Items from a dataset –
--
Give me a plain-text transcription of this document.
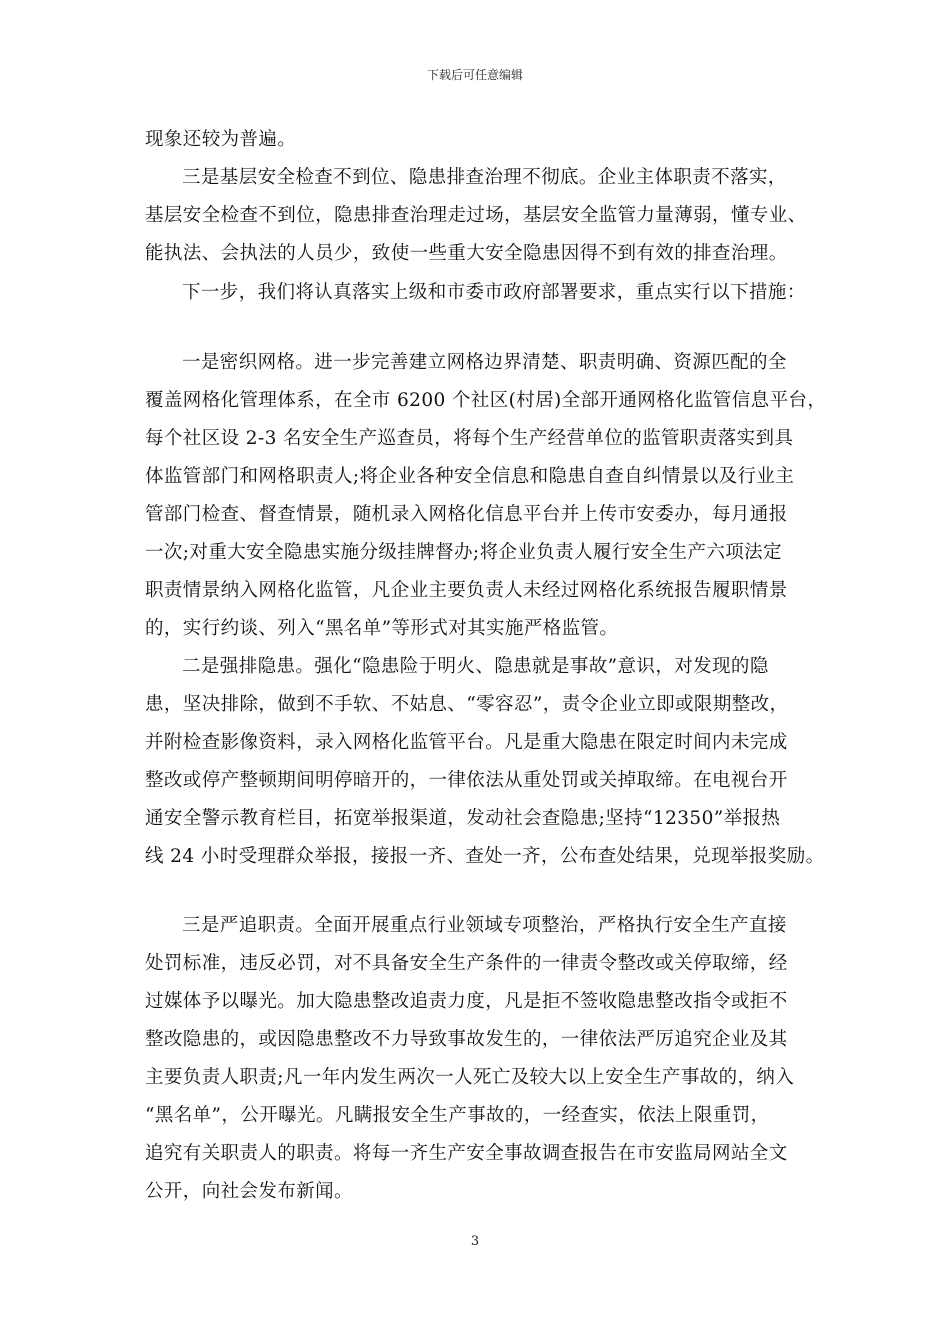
下载后可任意编辑
现象还较为普遍。
三是基层安全检查不到位、隐患排查治理不彻底。企业主体职责不落实，
基层安全检查不到位，隐患排查治理走过场，基层安全监管力量薄弱，懂专业、
能执法、会执法的人员少，致使一些重大安全隐患因得不到有效的排查治理。
下一步，我们将认真落实上级和市委市政府部署要求，重点实行以下措施：
一是密织网格。进一步完善建立网格边界清楚、职责明确、资源匹配的全
覆盖网格化管理体系，在全市 6200 个社区(村居)全部开通网格化监管信息平台，
每个社区设 2-3 名安全生产巡查员，将每个生产经营单位的监管职责落实到具
体监管部门和网格职责人;将企业各种安全信息和隐患自查自纠情景以及行业主
管部门检查、督查情景，随机录入网格化信息平台并上传市安委办，每月通报
一次;对重大安全隐患实施分级挂牌督办;将企业负责人履行安全生产六项法定
职责情景纳入网格化监管，凡企业主要负责人未经过网格化系统报告履职情景
的，实行约谈、列入“黑名单”等形式对其实施严格监管。
二是强排隐患。强化“隐患险于明火、隐患就是事故”意识，对发现的隐
患，坚决排除，做到不手软、不姑息、“零容忍”，责令企业立即或限期整改，
并附检查影像资料，录入网格化监管平台。凡是重大隐患在限定时间内未完成
整改或停产整顿期间明停暗开的，一律依法从重处罚或关掉取缔。在电视台开
通安全警示教育栏目，拓宽举报渠道，发动社会查隐患;坚持“12350”举报热
线 24 小时受理群众举报，接报一齐、查处一齐，公布查处结果，兑现举报奖励。
三是严追职责。全面开展重点行业领域专项整治，严格执行安全生产直接
处罚标准，违反必罚，对不具备安全生产条件的一律责令整改或关停取缔，经
过媒体予以曝光。加大隐患整改追责力度，凡是拒不签收隐患整改指令或拒不
整改隐患的，或因隐患整改不力导致事故发生的，一律依法严厉追究企业及其
主要负责人职责;凡一年内发生两次一人死亡及较大以上安全生产事故的，纳入
“黑名单”，公开曝光。凡瞒报安全生产事故的，一经查实，依法上限重罚，
追究有关职责人的职责。将每一齐生产安全事故调查报告在市安监局网站全文
公开，向社会发布新闻。
3
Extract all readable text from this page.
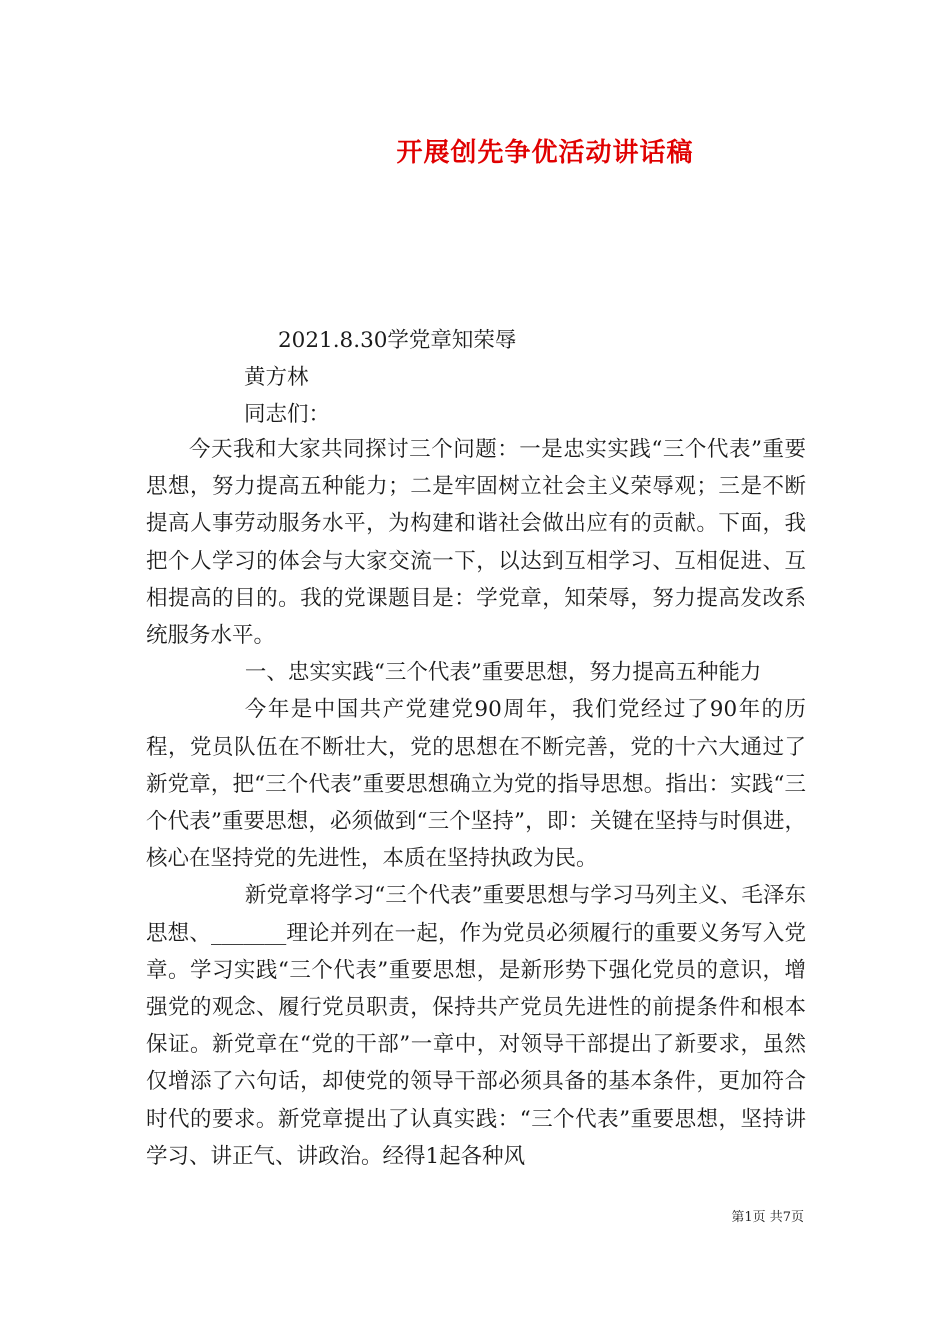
开展创先争优活动讲话稿
2021.8.30学党章知荣辱
黄方林
同志们：

今天我和大家共同探讨三个问题：一是忠实实践“三个代表”重要思想，努力提高五种能力；二是牢固树立社会主义荣辱观；三是不断提高人事劳动服务水平，为构建和谐社会做出应有的贡献。下面，我把个人学习的体会与大家交流一下，以达到互相学习、互相促进、互相提高的目的。我的党课题目是：学党章，知荣辱，努力提高发改系统服务水平。

一、忠实实践“三个代表”重要思想，努力提高五种能力

今年是中国共产党建党90周年，我们党经过了90年的历程，党员队伍在不断壮大，党的思想在不断完善，党的十六大通过了新党章，把“三个代表”重要思想确立为党的指导思想。指出：实践“三个代表”重要思想，必须做到“三个坚持”，即：关键在坚持与时俱进，核心在坚持党的先进性，本质在坚持执政为民。

新党章将学习“三个代表”重要思想与学习马列主义、毛泽东思想、_______理论并列在一起，作为党员必须履行的重要义务写入党章。学习实践“三个代表”重要思想，是新形势下强化党员的意识，增强党的观念、履行党员职责，保持共产党员先进性的前提条件和根本保证。新党章在“党的干部”一章中，对领导干部提出了新要求，虽然仅增添了六句话，却使党的领导干部必须具备的基本条件，更加符合时代的要求。新党章提出了认真实践：“三个代表”重要思想，坚持讲学习、讲正气、讲政治。经得1起各种风

第1页 共7页
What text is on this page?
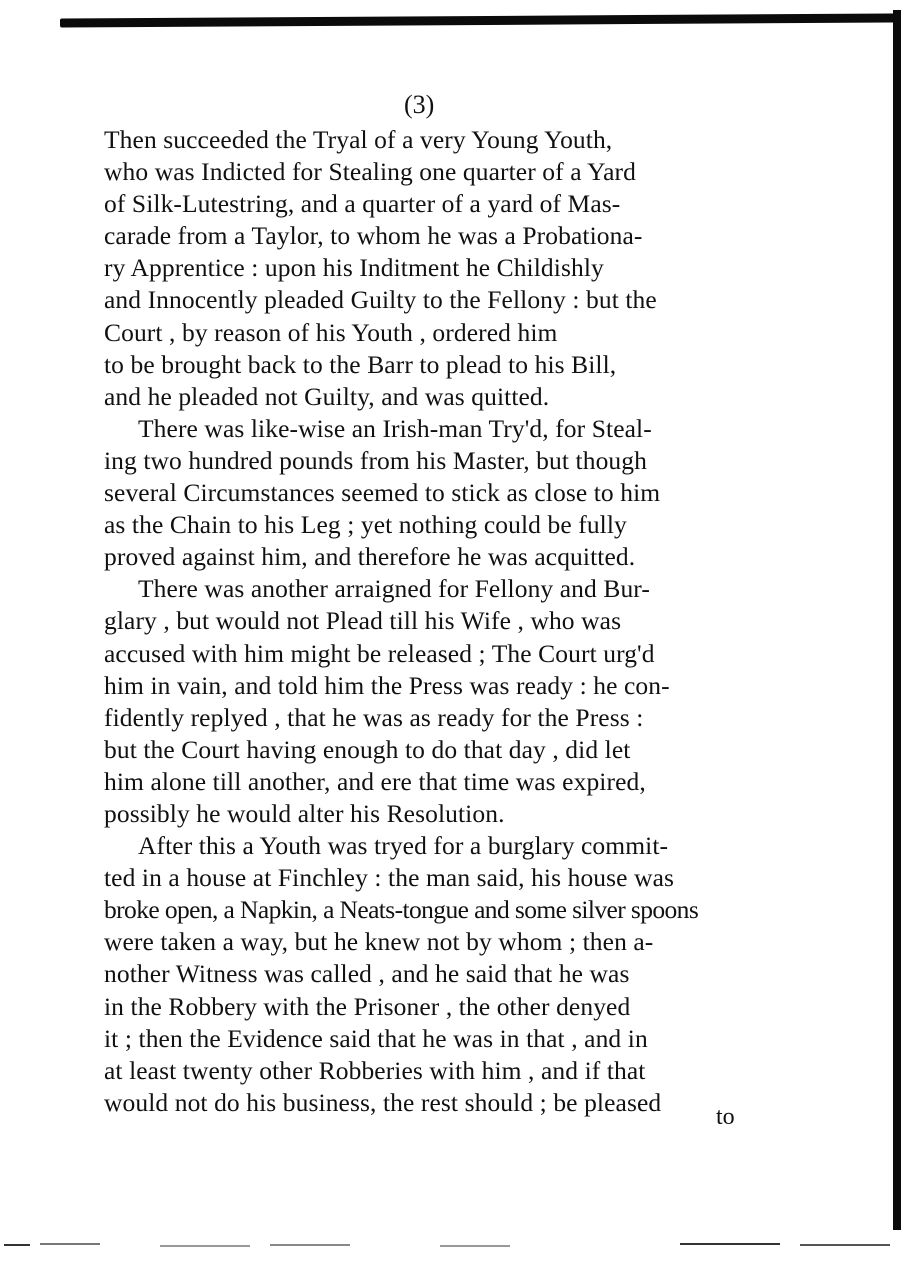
(3)
Then succeeded the Tryal of a very Young Youth,
who was Indicted for Stealing one quarter of a Yard
of Silk-Lutestring, and a quarter of a yard of Mas-
carade from a Taylor, to whom he was a Probationa-
ry Apprentice : upon his Inditment he Childishly
and Innocently pleaded Guilty to the Fellony : but the
Court , by reason of his Youth , ordered him
to be brought back to the Barr to plead to his Bill,
and he pleaded not Guilty, and was quitted.
There was like-wise an Irish-man Try'd, for Steal-
ing two hundred pounds from his Master, but though
several Circumstances seemed to stick as close to him
as the Chain to his Leg ; yet nothing could be fully
proved against him, and therefore he was acquitted.
There was another arraigned for Fellony and Bur-
glary , but would not Plead till his Wife , who was
accused with him might be released ; The Court urg'd
him in vain, and told him the Press was ready : he con-
fidently replyed , that he was as ready for the Press :
but the Court having enough to do that day , did let
him alone till another, and ere that time was expired,
possibly he would alter his Resolution.
After this a Youth was tryed for a burglary commit-
ted in a house at Finchley : the man said, his house was
broke open, a Napkin, a Neats-tongue and some silver spoons
were taken a way, but he knew not by whom ; then a-
nother Witness was called , and he said that he was
in the Robbery with the Prisoner , the other denyed
it ; then the Evidence said that he was in that , and in
at least twenty other Robberies with him , and if that
would not do his business, the rest should ; be pleased
to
--
Exercise instructions –
Write out every line of the entries that holds the word "quarter".

Response below –
who was Indicted for Stealing one quarter of a Yard
of Silk-Lutestring, and a quarter of a yard of Mas-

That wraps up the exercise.